To be done:
Look for "Kymenlaakson" in the listing below. Gather each line that contains it.

Materials provided:

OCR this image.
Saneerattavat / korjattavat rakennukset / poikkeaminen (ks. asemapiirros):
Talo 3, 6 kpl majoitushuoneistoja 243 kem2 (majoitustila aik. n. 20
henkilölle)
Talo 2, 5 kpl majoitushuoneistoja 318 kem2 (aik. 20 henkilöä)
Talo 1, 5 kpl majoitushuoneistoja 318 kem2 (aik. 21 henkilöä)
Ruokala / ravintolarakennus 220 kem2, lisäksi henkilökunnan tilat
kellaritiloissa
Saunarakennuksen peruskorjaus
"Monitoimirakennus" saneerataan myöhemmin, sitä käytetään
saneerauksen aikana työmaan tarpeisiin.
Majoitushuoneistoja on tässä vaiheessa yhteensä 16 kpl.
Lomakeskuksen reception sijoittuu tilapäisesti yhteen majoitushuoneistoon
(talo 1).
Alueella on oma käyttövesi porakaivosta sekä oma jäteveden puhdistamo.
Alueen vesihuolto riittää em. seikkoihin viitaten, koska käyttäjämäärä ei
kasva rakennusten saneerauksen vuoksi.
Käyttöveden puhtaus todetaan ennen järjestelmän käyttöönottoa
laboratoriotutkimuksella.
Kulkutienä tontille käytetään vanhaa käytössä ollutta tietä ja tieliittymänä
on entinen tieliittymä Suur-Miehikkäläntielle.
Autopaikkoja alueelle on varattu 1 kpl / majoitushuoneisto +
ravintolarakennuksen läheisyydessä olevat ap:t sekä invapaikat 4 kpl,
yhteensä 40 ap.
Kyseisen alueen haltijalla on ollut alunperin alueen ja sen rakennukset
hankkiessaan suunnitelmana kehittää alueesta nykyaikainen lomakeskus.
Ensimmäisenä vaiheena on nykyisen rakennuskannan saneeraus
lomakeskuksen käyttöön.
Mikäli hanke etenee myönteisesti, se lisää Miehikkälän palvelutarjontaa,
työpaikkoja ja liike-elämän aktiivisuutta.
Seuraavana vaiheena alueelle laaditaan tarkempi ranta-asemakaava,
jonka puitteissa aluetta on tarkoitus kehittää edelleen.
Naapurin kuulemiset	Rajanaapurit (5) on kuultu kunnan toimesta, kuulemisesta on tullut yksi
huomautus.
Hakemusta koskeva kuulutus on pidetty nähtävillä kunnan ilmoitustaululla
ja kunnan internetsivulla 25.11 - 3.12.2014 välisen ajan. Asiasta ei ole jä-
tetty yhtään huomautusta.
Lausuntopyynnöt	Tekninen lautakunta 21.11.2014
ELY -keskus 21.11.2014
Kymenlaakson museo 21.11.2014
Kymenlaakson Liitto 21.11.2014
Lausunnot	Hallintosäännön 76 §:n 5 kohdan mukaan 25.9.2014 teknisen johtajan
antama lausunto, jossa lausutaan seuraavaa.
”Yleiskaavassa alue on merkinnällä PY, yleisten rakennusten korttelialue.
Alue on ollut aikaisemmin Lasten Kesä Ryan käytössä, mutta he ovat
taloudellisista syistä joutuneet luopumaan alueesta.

Written answer:
Kymenlaakson museo 21.11.2014
Kymenlaakson Liitto 21.11.2014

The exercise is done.